[Your objective]
Show every line of the listing that contains the string "drawing". Only matches with the same capitalization count.

------------------------------------

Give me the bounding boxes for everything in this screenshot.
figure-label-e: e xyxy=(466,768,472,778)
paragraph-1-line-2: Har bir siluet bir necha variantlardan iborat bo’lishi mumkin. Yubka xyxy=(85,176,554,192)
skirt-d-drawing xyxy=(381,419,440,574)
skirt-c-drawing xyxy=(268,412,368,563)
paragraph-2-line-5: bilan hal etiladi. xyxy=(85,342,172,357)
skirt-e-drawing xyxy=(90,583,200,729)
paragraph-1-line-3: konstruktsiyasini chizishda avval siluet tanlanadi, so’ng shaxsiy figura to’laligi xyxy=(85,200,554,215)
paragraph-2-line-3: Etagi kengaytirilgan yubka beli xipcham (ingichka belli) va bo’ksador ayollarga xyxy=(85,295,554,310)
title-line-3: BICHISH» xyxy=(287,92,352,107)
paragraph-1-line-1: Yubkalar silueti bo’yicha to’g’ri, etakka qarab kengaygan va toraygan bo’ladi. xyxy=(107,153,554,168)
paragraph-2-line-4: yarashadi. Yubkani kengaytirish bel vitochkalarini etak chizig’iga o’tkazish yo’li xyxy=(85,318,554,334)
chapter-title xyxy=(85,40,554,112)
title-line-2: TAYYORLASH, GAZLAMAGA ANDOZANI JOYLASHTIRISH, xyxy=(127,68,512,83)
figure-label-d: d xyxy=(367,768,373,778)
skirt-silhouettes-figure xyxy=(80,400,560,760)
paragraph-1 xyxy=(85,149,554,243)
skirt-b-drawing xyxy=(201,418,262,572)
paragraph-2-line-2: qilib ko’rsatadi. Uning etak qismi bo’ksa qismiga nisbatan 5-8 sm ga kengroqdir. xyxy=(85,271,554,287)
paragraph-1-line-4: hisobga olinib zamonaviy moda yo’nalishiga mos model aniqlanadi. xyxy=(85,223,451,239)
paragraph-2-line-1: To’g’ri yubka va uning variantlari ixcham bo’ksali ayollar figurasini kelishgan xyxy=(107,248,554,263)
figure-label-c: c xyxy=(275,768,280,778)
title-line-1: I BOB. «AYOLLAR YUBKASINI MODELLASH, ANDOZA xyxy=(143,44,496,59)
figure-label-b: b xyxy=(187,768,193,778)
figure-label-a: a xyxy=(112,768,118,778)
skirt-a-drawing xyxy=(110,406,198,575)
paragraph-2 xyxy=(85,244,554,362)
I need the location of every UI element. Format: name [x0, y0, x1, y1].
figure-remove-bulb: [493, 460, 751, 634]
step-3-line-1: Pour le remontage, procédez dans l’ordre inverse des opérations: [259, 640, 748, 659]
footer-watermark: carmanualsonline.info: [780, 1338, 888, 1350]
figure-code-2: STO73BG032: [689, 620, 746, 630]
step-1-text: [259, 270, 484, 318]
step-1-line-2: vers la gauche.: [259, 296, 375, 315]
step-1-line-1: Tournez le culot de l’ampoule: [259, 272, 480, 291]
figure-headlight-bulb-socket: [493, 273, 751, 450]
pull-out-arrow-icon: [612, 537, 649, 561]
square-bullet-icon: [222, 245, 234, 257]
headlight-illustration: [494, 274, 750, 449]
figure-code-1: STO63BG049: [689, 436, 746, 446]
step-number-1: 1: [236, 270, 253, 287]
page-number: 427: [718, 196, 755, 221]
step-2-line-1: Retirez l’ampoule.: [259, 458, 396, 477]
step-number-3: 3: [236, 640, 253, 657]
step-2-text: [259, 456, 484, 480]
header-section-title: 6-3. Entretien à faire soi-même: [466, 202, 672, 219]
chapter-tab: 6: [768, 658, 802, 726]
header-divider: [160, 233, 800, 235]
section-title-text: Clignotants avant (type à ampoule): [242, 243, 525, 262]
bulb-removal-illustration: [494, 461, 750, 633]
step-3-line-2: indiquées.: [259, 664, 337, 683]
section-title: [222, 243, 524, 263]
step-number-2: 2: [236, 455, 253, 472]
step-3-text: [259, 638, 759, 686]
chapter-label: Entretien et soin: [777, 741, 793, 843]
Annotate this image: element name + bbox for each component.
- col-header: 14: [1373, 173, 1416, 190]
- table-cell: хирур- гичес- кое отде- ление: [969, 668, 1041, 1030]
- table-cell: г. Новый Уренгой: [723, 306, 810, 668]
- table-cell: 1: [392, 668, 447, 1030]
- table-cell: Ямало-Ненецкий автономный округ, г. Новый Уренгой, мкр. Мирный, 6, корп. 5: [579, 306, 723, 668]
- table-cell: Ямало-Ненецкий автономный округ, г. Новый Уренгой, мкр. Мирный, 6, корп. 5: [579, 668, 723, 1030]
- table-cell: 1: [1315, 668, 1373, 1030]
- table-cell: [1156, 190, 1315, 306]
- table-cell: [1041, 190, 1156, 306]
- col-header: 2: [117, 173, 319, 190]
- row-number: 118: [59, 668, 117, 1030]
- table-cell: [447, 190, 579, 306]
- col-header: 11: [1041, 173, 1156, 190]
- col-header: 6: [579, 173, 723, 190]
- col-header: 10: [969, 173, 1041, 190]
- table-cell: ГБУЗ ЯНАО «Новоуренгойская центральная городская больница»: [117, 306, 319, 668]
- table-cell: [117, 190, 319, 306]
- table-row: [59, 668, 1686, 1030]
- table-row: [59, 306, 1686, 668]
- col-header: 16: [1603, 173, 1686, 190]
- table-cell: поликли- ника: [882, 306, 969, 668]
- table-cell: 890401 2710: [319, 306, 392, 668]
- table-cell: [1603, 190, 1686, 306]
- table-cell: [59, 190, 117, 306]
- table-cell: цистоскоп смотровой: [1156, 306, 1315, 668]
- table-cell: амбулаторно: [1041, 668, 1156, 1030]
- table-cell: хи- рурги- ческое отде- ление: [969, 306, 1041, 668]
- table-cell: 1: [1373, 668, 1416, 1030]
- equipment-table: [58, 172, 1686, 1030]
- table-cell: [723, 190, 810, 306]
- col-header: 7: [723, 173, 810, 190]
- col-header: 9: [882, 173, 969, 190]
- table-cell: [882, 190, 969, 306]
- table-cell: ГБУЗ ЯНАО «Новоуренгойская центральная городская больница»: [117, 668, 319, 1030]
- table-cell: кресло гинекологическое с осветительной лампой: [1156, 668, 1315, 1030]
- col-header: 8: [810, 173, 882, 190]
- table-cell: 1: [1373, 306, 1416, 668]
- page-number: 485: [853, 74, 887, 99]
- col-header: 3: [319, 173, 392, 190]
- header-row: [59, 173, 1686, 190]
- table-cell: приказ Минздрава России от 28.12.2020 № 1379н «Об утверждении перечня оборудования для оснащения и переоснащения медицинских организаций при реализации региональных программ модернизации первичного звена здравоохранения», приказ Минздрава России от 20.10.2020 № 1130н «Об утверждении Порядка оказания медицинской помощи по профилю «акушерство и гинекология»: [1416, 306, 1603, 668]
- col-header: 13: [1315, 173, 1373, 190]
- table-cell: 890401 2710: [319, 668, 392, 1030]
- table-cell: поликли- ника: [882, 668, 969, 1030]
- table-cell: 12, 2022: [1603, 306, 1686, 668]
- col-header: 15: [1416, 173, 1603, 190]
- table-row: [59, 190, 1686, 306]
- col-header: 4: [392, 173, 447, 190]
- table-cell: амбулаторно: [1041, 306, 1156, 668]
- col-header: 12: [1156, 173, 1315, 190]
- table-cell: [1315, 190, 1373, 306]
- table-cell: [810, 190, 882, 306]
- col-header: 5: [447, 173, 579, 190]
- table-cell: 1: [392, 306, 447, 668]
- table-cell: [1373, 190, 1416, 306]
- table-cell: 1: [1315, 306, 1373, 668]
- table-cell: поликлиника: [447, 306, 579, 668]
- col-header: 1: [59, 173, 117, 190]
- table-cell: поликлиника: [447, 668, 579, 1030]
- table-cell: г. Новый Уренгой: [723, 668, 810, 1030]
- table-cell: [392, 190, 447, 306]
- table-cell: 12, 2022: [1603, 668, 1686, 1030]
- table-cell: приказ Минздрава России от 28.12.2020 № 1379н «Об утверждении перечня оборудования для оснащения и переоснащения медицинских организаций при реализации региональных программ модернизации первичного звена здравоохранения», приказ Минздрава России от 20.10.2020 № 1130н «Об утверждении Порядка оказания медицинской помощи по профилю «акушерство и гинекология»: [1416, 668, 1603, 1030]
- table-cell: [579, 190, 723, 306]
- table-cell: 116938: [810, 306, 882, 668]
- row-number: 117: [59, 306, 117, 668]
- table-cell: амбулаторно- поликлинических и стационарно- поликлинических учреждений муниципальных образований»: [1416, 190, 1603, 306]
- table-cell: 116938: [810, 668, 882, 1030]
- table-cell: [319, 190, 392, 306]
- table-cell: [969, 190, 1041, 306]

------------------------------------

[Response to this task]
skirt-d-drawing xyxy=(381,419,440,574)
skirt-c-drawing xyxy=(268,412,368,563)
skirt-e-drawing xyxy=(90,583,200,729)
skirt-b-drawing xyxy=(201,418,262,572)
skirt-a-drawing xyxy=(110,406,198,575)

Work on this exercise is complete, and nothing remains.